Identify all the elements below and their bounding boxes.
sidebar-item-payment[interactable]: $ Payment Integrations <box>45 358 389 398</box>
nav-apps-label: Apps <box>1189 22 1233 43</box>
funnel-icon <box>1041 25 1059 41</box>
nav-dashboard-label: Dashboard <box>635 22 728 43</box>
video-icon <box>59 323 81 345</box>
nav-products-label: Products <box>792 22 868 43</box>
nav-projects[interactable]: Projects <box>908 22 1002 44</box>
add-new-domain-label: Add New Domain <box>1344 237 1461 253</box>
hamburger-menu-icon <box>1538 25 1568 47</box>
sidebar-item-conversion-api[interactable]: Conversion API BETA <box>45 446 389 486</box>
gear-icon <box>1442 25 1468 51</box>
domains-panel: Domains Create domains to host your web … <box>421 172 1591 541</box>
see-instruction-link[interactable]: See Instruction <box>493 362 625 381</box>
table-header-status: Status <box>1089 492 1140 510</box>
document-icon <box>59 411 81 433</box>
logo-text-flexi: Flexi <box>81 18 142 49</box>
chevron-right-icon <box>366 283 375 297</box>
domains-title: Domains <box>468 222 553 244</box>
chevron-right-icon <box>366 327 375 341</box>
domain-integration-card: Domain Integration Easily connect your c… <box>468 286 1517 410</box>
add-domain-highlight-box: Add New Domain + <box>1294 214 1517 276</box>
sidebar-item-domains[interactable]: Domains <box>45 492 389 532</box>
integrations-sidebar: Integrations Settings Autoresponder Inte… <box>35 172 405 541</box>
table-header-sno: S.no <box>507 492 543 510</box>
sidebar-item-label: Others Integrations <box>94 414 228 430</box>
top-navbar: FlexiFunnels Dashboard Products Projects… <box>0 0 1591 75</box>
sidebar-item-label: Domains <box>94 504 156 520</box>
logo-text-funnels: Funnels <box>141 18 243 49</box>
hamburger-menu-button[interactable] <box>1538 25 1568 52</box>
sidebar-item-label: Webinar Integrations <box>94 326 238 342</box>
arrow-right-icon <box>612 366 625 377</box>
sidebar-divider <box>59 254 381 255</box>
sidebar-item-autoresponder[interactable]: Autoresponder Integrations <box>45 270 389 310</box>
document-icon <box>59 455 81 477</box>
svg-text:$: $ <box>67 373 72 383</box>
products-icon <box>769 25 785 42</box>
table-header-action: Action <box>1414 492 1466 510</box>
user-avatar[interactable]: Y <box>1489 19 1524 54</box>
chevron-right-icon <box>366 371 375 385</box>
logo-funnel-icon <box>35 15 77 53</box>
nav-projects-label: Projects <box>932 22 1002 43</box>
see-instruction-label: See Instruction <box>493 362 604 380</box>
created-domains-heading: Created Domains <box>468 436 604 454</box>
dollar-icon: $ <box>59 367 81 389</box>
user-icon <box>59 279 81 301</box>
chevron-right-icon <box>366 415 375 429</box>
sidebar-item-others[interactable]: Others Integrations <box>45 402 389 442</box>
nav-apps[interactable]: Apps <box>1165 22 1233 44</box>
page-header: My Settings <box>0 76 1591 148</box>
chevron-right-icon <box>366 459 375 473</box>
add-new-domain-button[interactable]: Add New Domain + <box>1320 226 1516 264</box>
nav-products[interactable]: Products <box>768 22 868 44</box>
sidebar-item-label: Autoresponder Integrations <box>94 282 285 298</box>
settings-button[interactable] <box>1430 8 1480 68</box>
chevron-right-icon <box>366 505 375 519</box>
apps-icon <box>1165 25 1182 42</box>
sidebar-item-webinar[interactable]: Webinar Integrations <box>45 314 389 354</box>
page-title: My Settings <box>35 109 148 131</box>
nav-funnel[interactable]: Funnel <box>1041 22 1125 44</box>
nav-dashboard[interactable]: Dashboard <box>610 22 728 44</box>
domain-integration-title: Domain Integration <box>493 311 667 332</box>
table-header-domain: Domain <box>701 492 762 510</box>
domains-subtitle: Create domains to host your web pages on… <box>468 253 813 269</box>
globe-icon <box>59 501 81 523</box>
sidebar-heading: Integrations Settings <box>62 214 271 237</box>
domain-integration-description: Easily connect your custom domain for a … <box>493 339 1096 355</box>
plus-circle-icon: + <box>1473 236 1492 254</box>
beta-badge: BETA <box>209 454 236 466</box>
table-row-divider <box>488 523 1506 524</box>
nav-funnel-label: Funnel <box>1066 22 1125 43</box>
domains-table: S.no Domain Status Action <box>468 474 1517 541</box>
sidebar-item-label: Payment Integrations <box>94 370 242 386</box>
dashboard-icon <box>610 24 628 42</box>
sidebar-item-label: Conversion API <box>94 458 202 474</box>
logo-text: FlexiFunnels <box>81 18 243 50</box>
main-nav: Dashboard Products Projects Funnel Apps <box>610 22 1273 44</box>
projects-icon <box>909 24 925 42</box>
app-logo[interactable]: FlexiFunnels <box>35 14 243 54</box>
————
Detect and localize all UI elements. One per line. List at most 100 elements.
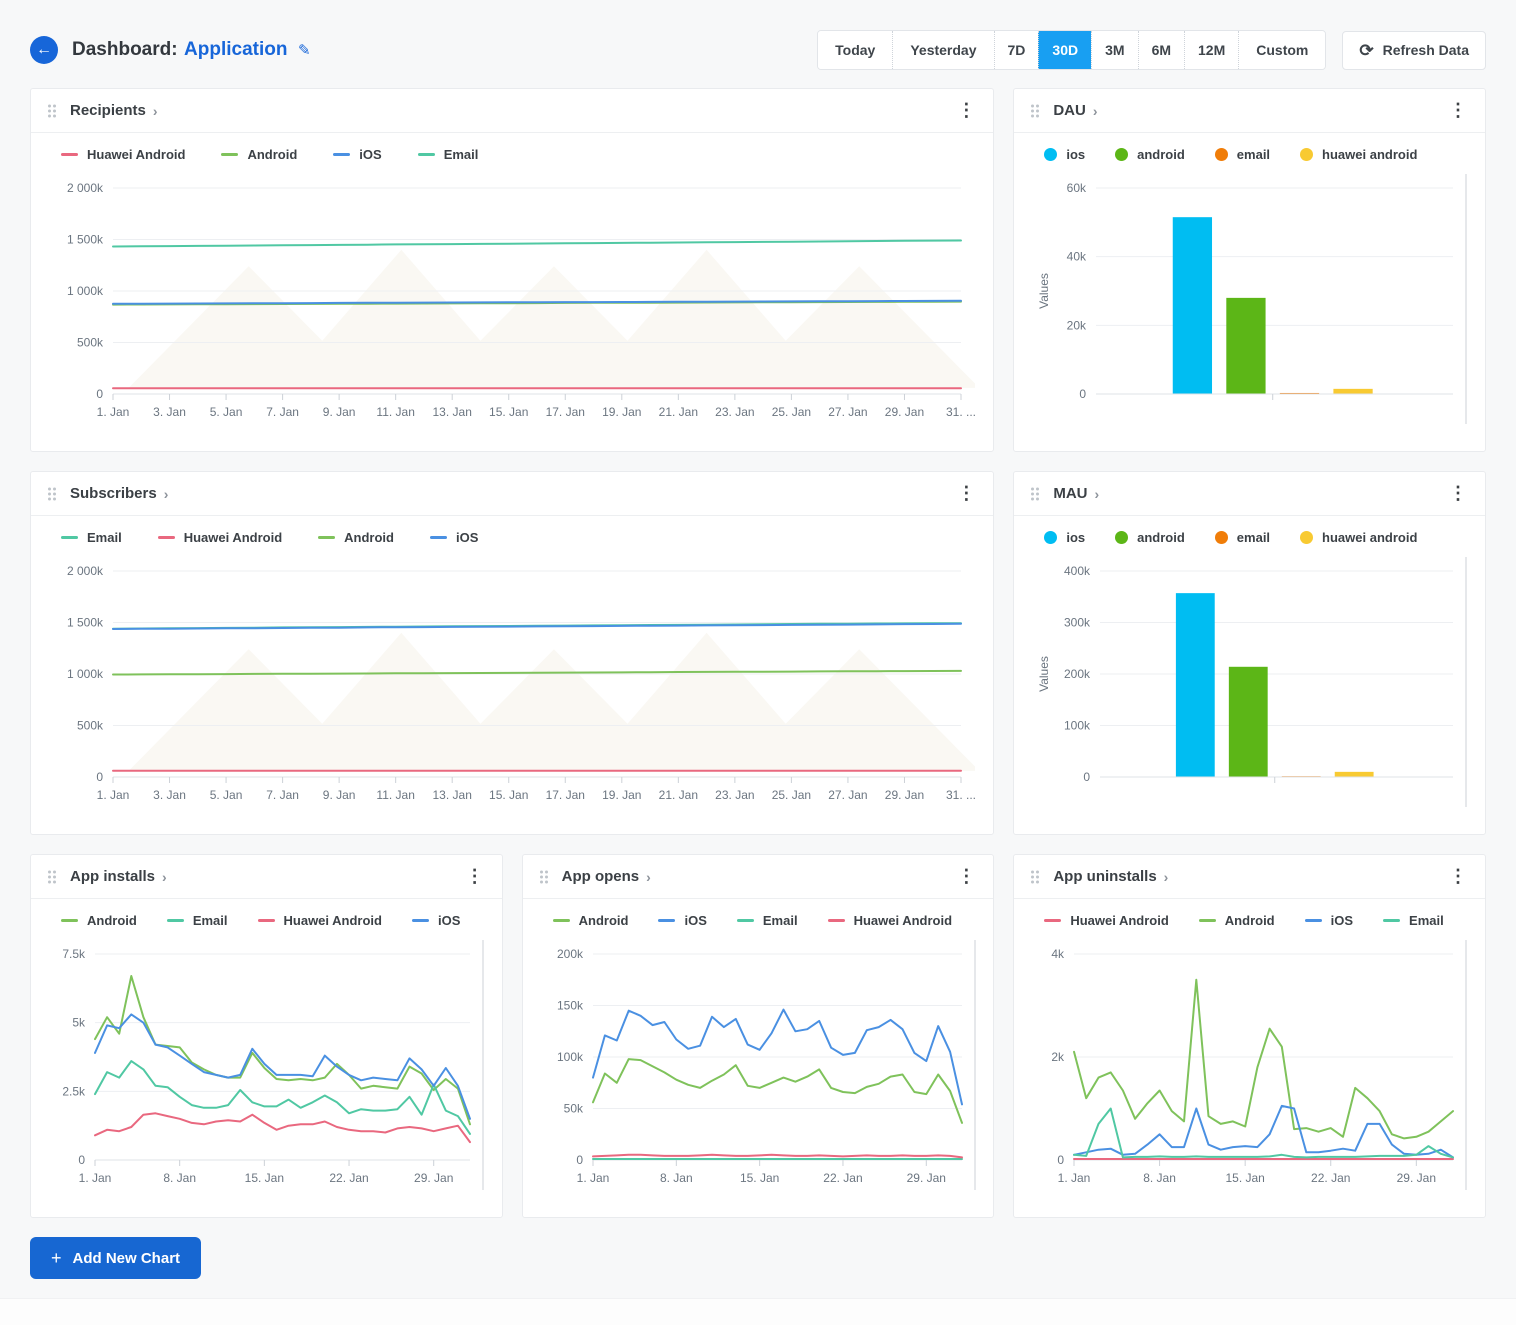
————
- **Exercise description**:
Reproduce the data from the line with "Identify all the" up to and including the line with "logo-text-flexi: Flexi <box>81", replacing "interactable" with "clickable" and leaving everything else unchanged.

- **Response to the exercise**:
Identify all the elements below and their bounding boxes.
sidebar-item-payment[clickable]: $ Payment Integrations <box>45 358 389 398</box>
nav-apps-label: Apps <box>1189 22 1233 43</box>
funnel-icon <box>1041 25 1059 41</box>
nav-dashboard-label: Dashboard <box>635 22 728 43</box>
video-icon <box>59 323 81 345</box>
nav-products-label: Products <box>792 22 868 43</box>
nav-projects[clickable]: Projects <box>908 22 1002 44</box>
add-new-domain-label: Add New Domain <box>1344 237 1461 253</box>
hamburger-menu-icon <box>1538 25 1568 47</box>
sidebar-item-conversion-api[clickable]: Conversion API BETA <box>45 446 389 486</box>
gear-icon <box>1442 25 1468 51</box>
domains-panel: Domains Create domains to host your web … <box>421 172 1591 541</box>
see-instruction-link[clickable]: See Instruction <box>493 362 625 381</box>
table-header-status: Status <box>1089 492 1140 510</box>
document-icon <box>59 411 81 433</box>
logo-text-flexi: Flexi <box>81 18 142 49</box>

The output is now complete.